Stored data entries

>>>>

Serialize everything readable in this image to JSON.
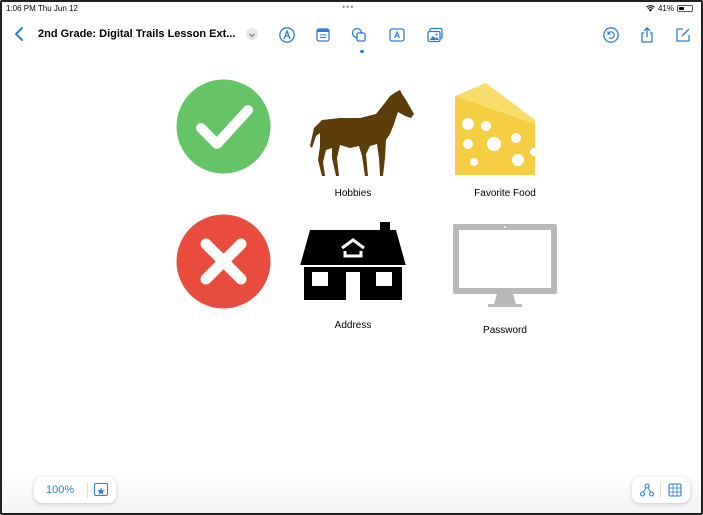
{
  "status": {
    "time": "1:06 PM  Thu Jun 12",
    "dots": "•••",
    "battery": "41%",
    "battery_level": 0.41
  },
  "toolbar": {
    "title": "2nd Grade: Digital Trails Lesson Ext...",
    "tools": [
      "pen-tip-icon",
      "sticky-note-icon",
      "shapes-icon",
      "text-box-icon",
      "media-icon"
    ],
    "actions": [
      "undo-icon",
      "share-icon",
      "compose-icon"
    ],
    "accent": "#2b7cd8"
  },
  "board": {
    "items": [
      {
        "name": "check-mark-icon",
        "caption": ""
      },
      {
        "name": "horse-icon",
        "caption": "Hobbies"
      },
      {
        "name": "cheese-icon",
        "caption": "Favorite Food"
      },
      {
        "name": "x-mark-icon",
        "caption": ""
      },
      {
        "name": "house-icon",
        "caption": "Address"
      },
      {
        "name": "monitor-icon",
        "caption": "Password"
      }
    ],
    "colors": {
      "green": "#65c466",
      "red": "#e94b3c",
      "horse": "#5c3d0a",
      "cheese": "#f5cd42",
      "monitor": "#b8b8b8"
    }
  },
  "bottom": {
    "zoom": "100%"
  }
}
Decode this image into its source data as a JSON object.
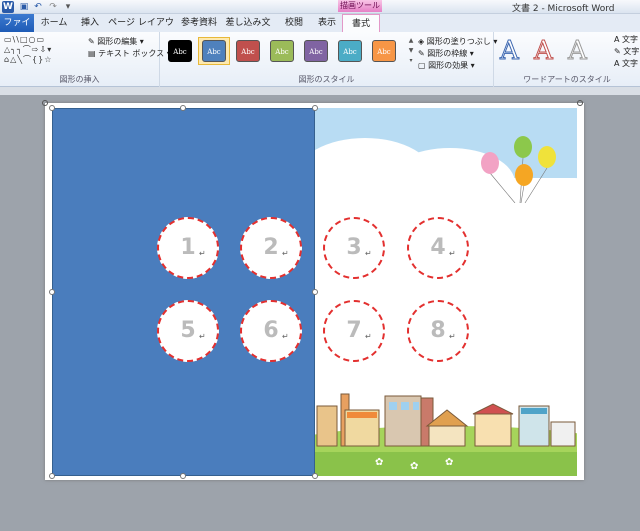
{
  "window": {
    "title": "文書 2 - Microsoft Word",
    "contextual_tab_header": "描画ツール",
    "word_icon": "W"
  },
  "tabs": [
    "ファイル",
    "ホーム",
    "挿入",
    "ページ レイアウト",
    "参考資料",
    "差し込み文書",
    "校閲",
    "表示",
    "書式"
  ],
  "ribbon": {
    "insert_group": {
      "label": "図形の挿入",
      "shape_rows": [
        "▭\\\\□○▭",
        "△╮┐⌒⇨⇩▾",
        "⌂△╲⌒{}☆"
      ],
      "edit_shape": "図形の編集 ▾",
      "text_box": "テキスト ボックス ▾"
    },
    "styles_group": {
      "label": "図形のスタイル",
      "swatch_text": "Abc",
      "swatches": [
        "#000000",
        "#4f81bd",
        "#c0504d",
        "#9bbb59",
        "#8064a2",
        "#4bacc6",
        "#f79646"
      ],
      "selected_index": 1,
      "fill": "図形の塗りつぶし ▾",
      "outline": "図形の枠線 ▾",
      "effects": "図形の効果 ▾"
    },
    "wordart_group": {
      "label": "ワードアートのスタイル",
      "letters": [
        "A",
        "A",
        "A"
      ],
      "cmd1": "文字",
      "cmd2": "文字",
      "cmd3": "文字"
    }
  },
  "document": {
    "circles": [
      "1",
      "2",
      "3",
      "4",
      "5",
      "6",
      "7",
      "8"
    ],
    "paragraph_mark": "↵",
    "panel_color": "#4a7dbd",
    "circle_border_color": "#e3302f"
  }
}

<<<<

#### Given task:
Copy each line holding the word "this" from the listing above.

#### Written solution:
Serialize everything readable in this image to JSON.
Decode this image into its source data as a JSON object.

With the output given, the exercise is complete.